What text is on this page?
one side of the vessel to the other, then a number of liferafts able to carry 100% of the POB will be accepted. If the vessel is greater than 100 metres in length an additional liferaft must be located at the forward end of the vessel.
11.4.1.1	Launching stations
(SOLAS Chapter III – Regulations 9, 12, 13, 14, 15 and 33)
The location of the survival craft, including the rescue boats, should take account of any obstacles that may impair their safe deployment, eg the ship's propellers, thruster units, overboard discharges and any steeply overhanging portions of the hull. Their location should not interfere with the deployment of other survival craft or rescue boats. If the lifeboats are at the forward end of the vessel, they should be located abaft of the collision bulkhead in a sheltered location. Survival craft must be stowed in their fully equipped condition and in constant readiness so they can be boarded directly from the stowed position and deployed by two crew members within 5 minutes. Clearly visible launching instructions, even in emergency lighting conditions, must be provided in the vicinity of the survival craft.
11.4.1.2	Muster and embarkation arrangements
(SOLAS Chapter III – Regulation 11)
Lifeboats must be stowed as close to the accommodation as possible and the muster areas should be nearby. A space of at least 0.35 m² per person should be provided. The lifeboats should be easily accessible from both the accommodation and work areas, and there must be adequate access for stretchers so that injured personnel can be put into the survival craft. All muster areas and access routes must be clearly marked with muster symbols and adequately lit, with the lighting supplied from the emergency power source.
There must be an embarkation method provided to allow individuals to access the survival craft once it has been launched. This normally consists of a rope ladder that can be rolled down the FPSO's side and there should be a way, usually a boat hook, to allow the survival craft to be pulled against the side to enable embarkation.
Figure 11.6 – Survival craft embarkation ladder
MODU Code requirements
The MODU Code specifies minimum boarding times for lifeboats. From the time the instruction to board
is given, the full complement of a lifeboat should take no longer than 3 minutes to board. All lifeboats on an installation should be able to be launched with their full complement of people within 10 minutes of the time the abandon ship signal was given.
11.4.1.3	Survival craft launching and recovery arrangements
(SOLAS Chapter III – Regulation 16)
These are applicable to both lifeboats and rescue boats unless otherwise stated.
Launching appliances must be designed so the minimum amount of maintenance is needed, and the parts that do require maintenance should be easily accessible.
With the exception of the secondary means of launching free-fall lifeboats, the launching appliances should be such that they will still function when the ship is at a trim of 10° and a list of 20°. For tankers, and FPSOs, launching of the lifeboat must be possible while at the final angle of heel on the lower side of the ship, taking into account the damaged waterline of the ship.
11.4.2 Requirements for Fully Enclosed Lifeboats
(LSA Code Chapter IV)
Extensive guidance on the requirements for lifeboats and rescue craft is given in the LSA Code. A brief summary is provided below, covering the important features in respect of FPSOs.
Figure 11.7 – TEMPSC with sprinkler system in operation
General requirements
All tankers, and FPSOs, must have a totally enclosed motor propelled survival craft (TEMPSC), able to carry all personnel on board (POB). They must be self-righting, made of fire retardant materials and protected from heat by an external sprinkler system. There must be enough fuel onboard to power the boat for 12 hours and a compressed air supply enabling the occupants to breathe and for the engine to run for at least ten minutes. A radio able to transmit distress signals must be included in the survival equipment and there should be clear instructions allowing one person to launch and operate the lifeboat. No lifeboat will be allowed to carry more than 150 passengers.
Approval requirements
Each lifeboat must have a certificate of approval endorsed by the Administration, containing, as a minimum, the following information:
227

======

The records above need to be transcribed in full. Keep every character unchanged.

What text is on this page?
one side of the vessel to the other, then a number of liferafts able to carry 100% of the POB will be accepted. If the vessel is greater than 100 metres in length an additional liferaft must be located at the forward end of the vessel.
11.4.1.1	Launching stations
(SOLAS Chapter III – Regulations 9, 12, 13, 14, 15 and 33)
The location of the survival craft, including the rescue boats, should take account of any obstacles that may impair their safe deployment, eg the ship's propellers, thruster units, overboard discharges and any steeply overhanging portions of the hull. Their location should not interfere with the deployment of other survival craft or rescue boats. If the lifeboats are at the forward end of the vessel, they should be located abaft of the collision bulkhead in a sheltered location. Survival craft must be stowed in their fully equipped condition and in constant readiness so they can be boarded directly from the stowed position and deployed by two crew members within 5 minutes. Clearly visible launching instructions, even in emergency lighting conditions, must be provided in the vicinity of the survival craft.
11.4.1.2	Muster and embarkation arrangements
(SOLAS Chapter III – Regulation 11)
Lifeboats must be stowed as close to the accommodation as possible and the muster areas should be nearby. A space of at least 0.35 m² per person should be provided. The lifeboats should be easily accessible from both the accommodation and work areas, and there must be adequate access for stretchers so that injured personnel can be put into the survival craft. All muster areas and access routes must be clearly marked with muster symbols and adequately lit, with the lighting supplied from the emergency power source.
There must be an embarkation method provided to allow individuals to access the survival craft once it has been launched. This normally consists of a rope ladder that can be rolled down the FPSO's side and there should be a way, usually a boat hook, to allow the survival craft to be pulled against the side to enable embarkation.
Figure 11.6 – Survival craft embarkation ladder
MODU Code requirements
The MODU Code specifies minimum boarding times for lifeboats. From the time the instruction to board
is given, the full complement of a lifeboat should take no longer than 3 minutes to board. All lifeboats on an installation should be able to be launched with their full complement of people within 10 minutes of the time the abandon ship signal was given.
11.4.1.3	Survival craft launching and recovery arrangements
(SOLAS Chapter III – Regulation 16)
These are applicable to both lifeboats and rescue boats unless otherwise stated.
Launching appliances must be designed so the minimum amount of maintenance is needed, and the parts that do require maintenance should be easily accessible.
With the exception of the secondary means of launching free-fall lifeboats, the launching appliances should be such that they will still function when the ship is at a trim of 10° and a list of 20°. For tankers, and FPSOs, launching of the lifeboat must be possible while at the final angle of heel on the lower side of the ship, taking into account the damaged waterline of the ship.
11.4.2 Requirements for Fully Enclosed Lifeboats
(LSA Code Chapter IV)
Extensive guidance on the requirements for lifeboats and rescue craft is given in the LSA Code. A brief summary is provided below, covering the important features in respect of FPSOs.
Figure 11.7 – TEMPSC with sprinkler system in operation
General requirements
All tankers, and FPSOs, must have a totally enclosed motor propelled survival craft (TEMPSC), able to carry all personnel on board (POB). They must be self-righting, made of fire retardant materials and protected from heat by an external sprinkler system. There must be enough fuel onboard to power the boat for 12 hours and a compressed air supply enabling the occupants to breathe and for the engine to run for at least ten minutes. A radio able to transmit distress signals must be included in the survival equipment and there should be clear instructions allowing one person to launch and operate the lifeboat. No lifeboat will be allowed to carry more than 150 passengers.
Approval requirements
Each lifeboat must have a certificate of approval endorsed by the Administration, containing, as a minimum, the following information:
227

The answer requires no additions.